> What needs to be done
In the entries, find all lines that hold the word "Commune" and copy them.

━━━━━━━━

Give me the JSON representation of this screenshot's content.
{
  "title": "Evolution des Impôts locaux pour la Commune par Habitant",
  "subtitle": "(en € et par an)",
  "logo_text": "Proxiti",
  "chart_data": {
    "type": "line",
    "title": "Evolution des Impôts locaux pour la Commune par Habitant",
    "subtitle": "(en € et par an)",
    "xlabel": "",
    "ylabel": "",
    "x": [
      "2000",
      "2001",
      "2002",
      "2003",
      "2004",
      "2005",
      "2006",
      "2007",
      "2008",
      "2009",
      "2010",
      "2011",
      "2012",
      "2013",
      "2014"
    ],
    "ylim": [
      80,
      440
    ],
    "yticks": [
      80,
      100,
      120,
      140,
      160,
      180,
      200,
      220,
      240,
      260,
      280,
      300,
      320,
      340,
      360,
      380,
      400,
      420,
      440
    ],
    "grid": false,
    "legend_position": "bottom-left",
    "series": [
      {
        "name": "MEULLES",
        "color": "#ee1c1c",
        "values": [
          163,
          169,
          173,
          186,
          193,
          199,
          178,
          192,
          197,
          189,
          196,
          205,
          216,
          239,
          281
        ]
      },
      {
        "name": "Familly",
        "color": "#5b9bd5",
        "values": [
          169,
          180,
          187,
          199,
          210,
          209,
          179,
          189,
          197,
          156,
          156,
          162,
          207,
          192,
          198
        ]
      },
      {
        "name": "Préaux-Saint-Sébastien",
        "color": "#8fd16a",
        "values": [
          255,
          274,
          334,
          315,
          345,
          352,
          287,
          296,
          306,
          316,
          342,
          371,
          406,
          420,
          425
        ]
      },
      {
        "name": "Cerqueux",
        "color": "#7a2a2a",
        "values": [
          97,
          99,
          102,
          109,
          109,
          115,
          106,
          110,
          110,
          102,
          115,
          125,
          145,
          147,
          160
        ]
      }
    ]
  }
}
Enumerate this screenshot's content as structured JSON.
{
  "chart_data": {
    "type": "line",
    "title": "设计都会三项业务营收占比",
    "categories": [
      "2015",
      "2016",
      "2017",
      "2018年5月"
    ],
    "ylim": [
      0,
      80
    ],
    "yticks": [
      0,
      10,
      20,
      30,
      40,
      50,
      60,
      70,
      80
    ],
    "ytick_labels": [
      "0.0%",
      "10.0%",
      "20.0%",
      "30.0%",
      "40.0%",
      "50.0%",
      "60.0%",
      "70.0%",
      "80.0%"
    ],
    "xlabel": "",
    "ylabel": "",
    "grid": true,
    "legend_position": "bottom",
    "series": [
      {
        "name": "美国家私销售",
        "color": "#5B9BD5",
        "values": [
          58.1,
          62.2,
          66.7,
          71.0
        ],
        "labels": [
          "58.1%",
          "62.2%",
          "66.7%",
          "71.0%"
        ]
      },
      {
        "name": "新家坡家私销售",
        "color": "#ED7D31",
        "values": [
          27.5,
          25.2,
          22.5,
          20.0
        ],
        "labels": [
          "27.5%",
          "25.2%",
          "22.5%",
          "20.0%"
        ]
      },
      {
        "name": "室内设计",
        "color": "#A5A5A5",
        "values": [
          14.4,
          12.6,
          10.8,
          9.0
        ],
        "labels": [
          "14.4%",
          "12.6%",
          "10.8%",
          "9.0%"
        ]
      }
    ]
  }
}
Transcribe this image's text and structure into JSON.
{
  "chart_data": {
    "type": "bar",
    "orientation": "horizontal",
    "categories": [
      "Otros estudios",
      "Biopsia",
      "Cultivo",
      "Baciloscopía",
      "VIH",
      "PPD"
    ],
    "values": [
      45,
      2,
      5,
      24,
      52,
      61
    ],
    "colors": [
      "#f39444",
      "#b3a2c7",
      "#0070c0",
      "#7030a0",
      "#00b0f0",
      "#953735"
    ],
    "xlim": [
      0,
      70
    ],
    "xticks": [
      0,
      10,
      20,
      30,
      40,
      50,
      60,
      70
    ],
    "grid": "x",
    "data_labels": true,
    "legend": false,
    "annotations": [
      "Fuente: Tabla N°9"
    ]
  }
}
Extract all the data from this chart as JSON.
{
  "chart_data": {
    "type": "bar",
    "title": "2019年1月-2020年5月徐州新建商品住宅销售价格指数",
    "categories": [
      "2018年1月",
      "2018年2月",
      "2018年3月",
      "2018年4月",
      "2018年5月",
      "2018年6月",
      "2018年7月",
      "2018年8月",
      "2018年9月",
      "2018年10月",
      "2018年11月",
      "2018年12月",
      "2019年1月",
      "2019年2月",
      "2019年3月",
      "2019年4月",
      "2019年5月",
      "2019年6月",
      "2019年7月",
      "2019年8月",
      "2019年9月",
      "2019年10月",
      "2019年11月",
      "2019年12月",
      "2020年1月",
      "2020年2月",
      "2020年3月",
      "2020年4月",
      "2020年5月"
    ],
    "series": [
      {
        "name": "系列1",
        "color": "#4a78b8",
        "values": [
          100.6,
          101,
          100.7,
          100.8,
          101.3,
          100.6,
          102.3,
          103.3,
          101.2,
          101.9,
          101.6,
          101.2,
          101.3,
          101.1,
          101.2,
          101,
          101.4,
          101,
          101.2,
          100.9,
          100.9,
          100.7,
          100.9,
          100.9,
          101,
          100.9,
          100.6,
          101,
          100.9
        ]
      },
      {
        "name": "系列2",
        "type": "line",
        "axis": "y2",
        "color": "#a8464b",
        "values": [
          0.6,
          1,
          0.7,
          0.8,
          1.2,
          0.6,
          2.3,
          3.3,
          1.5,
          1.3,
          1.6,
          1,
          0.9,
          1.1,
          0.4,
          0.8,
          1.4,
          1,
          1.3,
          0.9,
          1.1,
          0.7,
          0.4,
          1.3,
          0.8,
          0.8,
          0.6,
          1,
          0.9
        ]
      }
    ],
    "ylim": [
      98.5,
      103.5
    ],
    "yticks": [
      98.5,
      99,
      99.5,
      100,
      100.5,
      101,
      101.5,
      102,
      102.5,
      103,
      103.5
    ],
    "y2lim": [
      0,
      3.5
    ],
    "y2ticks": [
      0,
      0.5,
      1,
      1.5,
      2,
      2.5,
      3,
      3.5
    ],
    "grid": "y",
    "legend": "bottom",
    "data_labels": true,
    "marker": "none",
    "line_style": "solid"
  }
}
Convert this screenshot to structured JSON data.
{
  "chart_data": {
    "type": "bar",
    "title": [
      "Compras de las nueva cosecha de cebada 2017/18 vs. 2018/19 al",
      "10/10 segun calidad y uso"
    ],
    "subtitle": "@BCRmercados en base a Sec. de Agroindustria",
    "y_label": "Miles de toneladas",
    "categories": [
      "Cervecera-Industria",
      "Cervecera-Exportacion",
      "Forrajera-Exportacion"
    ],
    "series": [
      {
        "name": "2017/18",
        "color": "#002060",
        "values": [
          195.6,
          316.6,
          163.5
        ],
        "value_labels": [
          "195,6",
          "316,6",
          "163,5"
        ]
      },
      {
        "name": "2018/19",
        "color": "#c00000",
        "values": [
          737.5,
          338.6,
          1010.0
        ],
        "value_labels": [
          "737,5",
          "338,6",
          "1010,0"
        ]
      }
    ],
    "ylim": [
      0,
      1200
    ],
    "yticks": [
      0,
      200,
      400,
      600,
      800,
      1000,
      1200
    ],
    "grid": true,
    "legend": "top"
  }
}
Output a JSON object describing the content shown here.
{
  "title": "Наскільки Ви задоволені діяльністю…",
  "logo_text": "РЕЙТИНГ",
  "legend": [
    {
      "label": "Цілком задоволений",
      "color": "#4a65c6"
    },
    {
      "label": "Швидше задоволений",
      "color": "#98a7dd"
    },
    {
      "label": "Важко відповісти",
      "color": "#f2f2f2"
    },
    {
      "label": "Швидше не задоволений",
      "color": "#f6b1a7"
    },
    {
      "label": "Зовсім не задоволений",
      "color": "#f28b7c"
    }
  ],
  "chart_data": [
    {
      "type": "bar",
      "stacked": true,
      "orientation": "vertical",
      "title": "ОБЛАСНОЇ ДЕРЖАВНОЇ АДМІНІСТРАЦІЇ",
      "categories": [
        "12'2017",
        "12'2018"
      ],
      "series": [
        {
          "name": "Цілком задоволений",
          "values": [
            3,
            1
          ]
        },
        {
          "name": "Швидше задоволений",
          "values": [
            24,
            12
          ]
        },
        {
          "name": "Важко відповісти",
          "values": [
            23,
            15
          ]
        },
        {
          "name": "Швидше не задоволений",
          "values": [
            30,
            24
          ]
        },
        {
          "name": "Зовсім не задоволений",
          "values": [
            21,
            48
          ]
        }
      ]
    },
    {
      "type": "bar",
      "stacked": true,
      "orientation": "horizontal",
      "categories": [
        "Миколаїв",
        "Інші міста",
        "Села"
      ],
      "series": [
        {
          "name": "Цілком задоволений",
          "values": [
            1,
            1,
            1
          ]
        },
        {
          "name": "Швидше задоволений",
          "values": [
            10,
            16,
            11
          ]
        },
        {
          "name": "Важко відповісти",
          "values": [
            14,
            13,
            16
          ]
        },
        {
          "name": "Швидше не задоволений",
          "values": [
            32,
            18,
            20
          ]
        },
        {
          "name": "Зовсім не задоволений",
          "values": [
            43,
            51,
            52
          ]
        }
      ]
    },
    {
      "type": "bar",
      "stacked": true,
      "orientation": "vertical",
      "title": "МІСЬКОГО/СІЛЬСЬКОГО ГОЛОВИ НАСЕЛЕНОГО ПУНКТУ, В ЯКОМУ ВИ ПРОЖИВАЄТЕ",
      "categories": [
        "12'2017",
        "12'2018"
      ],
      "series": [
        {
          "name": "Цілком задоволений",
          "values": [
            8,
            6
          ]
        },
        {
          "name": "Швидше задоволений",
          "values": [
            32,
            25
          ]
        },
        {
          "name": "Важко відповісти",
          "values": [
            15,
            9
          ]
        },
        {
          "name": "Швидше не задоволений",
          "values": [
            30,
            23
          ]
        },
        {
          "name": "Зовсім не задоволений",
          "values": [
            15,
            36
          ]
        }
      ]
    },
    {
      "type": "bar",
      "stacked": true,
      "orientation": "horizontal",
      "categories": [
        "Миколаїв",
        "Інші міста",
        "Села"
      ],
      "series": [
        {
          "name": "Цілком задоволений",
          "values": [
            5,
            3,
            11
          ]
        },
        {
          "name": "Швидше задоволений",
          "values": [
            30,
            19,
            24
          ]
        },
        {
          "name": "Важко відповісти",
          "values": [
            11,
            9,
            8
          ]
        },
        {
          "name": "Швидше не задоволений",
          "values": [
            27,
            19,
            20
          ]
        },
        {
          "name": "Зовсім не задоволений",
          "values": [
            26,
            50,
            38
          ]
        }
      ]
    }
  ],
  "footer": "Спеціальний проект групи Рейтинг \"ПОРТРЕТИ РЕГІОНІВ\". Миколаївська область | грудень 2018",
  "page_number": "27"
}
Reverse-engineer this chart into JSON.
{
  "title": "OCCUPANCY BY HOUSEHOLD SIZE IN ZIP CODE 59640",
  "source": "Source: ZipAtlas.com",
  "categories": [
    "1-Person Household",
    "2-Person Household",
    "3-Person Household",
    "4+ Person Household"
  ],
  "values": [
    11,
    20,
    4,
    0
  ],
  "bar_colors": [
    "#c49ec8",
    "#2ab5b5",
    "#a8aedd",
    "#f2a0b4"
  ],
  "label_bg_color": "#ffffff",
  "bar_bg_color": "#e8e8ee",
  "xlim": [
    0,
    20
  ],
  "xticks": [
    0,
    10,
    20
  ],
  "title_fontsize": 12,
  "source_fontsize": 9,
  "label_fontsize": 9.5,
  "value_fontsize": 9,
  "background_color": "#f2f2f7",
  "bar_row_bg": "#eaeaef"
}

━━━━━━━━

> Worked answer
  "title": "Evolution des Impôts locaux pour la Commune par Habitant",
    "title": "Evolution des Impôts locaux pour la Commune par Habitant",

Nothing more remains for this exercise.